BEGIN Selected excerpt
Wednesday, November 9, 2022

Grace, My Lifeline

Over the past several months, I have spent countless hours washing dishes, cooking meals, and cleaning washrooms under the sound of Christian podcasts. These have run the gamut from theological teaching series by R.C. Sproul and Mike Winger to informative conversations with apologists Sean McDowell and Alisa Childers. I have found myself challenged and encouraged, drawn to Scripture and drawn into worship even during the most mundane parts of my days as a stay-at-home mom. The one thing I did not anticipate was how much I would be reminded of just where I would be without the faithful hand of Jesus in my life. I have often been brought to my knees, thanking Him for holding my hand when anxiety almost crushed me and for loving me when my own fallenness and inadequacy pulled me toward despair. Thanking Him for answering my questions in the darkness with the light of his truth. As I draw closer to my 30th birthday this year and look back on the last 10 years, I am floored by how much change God has walked me through. 


Yet, as I read Bible stories with my two sons each night and hear their voices sing "Jesus, Strong and Kind" beside me, I remember vividly how differently I felt 10 years ago. I remember how this Jesus who I now know to be so close, often felt so far away, as I daily faced a world that hated or laughed at everything He stood for. I remember how many nights I lay awake wondering how I was supposed to walk with Jesus when my faith felt fractured, my own family felt fractured, and my own feelings and thoughts were often unwelcome and unexplained. I remember escaping to the basement piano room on my university campus to play and replay familiar hymns I now was struggling to believe. I would sit in the silence, let out my tears, and play more until I had words to pray. "How, Lord? How do I know if I'm even still Yours?" 


Today, I came across an article I shared 7 years ago to the day - "When Your Twenties Are Darker Than You Expected" by Paul Maxwell. I remember the way his words allowed me to bring my darkness fully into Jesus' light...but today I find the link is now dead, and so is the author's faith. Maxwell, a former professor of Philosophy at Moody Bible Institute, apparently renounced Christianity 1 year ago this April in an all-too-familiar "deconversion" post concluding with the words "I'm in a really good spot. Probably the best spot of my life. I'm so full of joy for the first time. I love my life."


No matter how many of these posts I read (and I have read so many the past few years), I will always be left with the question "Why?" I want to know why someone who has claimed to have seen Christ walk with them through their darkest moments is now happy to reject Him completely. I would ask him, "What about your current life brings you such fullness of joy? What do you love about your life that you didn't love before? What did you think about the meaning of your life as a Christian and what do you think about that now? How do you define being "in a good spot"?"


I want to ask because I wonder if the people stepping away from Jesus have ever asked themselves these questions. In my own life, I can say without a shred of hesitation that the worst moments of my life have been the moments in which I have pushed Him out, out of my own shame or fear or negligence or rebellion. In the depths of my sin or my pain, the worst news I could ever hear is that I am okay the way I am. Or that I am queen of my universe and have everything I need to flourish within my own mind and heart. Reality has shown me over and over again that this is a lie.
END Selected excerpt
BEGIN Provided information
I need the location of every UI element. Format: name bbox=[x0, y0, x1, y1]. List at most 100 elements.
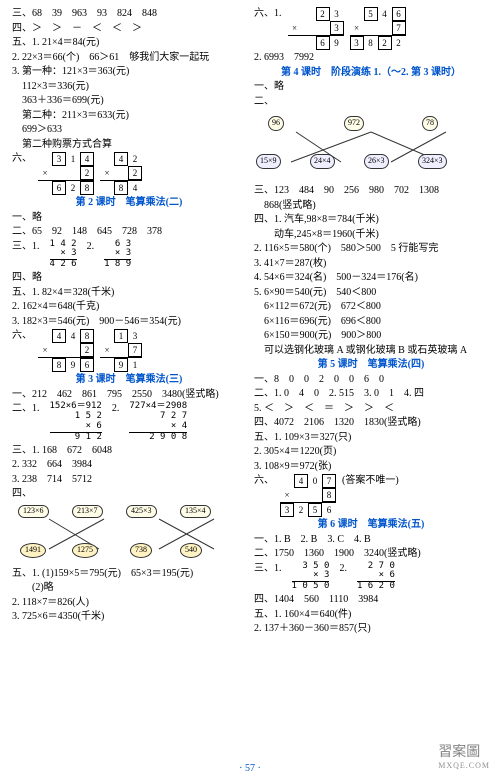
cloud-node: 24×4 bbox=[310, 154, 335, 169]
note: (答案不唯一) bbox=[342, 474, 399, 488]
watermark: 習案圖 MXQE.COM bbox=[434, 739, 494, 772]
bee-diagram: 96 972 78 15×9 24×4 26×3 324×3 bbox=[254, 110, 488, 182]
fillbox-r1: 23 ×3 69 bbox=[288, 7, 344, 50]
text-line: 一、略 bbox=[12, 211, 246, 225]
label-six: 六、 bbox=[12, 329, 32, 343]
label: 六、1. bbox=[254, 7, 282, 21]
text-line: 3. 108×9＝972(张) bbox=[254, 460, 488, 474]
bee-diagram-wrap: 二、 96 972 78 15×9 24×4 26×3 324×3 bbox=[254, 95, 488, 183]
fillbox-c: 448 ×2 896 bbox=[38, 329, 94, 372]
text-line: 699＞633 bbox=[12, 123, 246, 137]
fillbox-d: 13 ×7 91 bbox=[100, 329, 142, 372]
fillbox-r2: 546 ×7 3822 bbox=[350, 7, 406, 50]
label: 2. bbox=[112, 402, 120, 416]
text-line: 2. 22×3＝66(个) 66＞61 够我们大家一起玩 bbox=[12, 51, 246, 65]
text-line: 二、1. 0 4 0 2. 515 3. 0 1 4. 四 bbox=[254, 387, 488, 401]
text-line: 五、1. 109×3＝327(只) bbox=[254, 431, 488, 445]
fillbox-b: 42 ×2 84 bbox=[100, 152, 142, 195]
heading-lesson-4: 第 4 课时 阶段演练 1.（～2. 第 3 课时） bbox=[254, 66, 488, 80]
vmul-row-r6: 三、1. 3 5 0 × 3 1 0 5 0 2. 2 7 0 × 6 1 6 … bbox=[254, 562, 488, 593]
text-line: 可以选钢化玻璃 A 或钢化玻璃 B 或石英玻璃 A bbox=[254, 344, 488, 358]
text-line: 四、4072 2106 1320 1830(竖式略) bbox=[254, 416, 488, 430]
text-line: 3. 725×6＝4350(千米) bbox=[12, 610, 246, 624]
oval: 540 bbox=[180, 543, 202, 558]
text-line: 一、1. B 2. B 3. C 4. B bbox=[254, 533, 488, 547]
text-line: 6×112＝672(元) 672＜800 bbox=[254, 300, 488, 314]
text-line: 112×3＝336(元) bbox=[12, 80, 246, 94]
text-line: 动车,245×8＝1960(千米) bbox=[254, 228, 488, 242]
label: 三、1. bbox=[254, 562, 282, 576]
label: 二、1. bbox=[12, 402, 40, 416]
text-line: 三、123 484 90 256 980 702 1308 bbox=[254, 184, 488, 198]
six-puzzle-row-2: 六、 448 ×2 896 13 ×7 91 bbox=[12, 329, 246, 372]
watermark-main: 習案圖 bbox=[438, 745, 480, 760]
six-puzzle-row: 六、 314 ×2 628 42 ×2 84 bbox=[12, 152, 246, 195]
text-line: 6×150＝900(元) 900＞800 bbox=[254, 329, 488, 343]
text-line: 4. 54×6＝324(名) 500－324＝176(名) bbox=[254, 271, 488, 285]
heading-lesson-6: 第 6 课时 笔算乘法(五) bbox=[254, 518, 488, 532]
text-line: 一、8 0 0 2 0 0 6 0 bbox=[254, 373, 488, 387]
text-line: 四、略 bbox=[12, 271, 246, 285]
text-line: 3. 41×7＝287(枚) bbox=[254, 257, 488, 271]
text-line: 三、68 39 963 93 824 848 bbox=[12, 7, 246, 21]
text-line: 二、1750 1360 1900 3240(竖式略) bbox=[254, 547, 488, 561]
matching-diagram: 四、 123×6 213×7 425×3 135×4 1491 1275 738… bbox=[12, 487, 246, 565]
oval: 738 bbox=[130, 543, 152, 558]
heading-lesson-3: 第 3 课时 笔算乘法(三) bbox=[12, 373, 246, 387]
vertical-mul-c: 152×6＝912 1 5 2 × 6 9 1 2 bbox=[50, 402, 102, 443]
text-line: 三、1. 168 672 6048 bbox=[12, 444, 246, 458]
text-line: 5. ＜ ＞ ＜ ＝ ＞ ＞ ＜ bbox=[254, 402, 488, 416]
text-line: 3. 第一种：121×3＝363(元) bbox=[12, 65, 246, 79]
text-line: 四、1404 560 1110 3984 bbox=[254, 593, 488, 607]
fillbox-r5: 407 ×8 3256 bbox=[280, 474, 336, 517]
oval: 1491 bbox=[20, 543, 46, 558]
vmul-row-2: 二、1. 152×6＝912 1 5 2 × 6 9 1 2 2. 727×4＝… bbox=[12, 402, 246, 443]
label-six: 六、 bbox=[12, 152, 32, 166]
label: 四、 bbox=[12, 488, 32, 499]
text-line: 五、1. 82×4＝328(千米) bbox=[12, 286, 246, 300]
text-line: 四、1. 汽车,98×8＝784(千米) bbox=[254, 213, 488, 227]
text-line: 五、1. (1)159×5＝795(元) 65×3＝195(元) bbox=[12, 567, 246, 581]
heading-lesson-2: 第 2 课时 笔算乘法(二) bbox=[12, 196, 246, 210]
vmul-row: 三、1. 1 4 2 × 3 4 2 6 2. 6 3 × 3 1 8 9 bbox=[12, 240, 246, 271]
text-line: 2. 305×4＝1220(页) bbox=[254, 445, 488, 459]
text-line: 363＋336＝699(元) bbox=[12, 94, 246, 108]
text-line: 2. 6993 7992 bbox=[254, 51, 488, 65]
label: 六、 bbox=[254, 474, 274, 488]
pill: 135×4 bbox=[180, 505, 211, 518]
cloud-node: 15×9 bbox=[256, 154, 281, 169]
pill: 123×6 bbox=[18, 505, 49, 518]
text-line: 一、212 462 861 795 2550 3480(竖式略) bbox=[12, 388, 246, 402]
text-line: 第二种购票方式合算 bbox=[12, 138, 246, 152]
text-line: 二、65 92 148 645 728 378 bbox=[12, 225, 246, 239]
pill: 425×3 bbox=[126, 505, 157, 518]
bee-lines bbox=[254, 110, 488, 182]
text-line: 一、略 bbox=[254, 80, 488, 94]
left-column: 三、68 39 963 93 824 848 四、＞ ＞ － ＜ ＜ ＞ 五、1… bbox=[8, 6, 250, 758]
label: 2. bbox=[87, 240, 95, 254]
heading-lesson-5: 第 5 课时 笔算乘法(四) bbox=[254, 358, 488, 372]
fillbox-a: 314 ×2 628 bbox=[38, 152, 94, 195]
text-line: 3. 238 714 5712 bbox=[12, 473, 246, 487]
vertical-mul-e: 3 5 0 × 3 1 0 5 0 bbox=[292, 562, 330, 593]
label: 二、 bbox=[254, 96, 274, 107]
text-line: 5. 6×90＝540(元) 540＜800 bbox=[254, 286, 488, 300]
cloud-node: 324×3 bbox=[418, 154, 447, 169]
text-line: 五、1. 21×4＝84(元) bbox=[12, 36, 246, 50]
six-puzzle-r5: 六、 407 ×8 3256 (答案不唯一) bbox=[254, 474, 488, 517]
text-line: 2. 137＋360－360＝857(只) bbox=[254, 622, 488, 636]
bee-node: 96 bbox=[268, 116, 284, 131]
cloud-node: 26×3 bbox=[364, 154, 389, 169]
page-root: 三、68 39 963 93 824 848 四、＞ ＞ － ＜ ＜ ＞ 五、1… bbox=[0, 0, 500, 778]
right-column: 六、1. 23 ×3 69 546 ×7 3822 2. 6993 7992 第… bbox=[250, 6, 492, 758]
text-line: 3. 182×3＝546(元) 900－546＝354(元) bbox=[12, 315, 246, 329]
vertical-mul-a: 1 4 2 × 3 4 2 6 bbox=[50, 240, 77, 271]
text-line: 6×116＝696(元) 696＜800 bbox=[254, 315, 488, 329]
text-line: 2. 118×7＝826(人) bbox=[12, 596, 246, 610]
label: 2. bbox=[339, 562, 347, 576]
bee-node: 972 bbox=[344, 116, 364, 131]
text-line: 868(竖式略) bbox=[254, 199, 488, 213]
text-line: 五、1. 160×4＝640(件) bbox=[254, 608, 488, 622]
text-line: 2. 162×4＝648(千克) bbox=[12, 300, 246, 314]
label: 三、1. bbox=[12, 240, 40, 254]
END Provided information
Instructions for the task: Summarize the "Grace, My Lifeline" post above in two sentences.

Exercise result: Listening to Christian podcasts during daily chores as a stay-at-home mom nearing 30, the writer is reminded how Jesus held her through anxiety and despair, and she recalls nights ten years earlier at university when her faith felt fractured and she played hymns until she could pray. After finding that Paul Maxwell, whose article once helped her, renounced Christianity and said he was full of joy for the first time, she asks why people walk away from Jesus and says the worst moments of her own life came when she pushed Him out.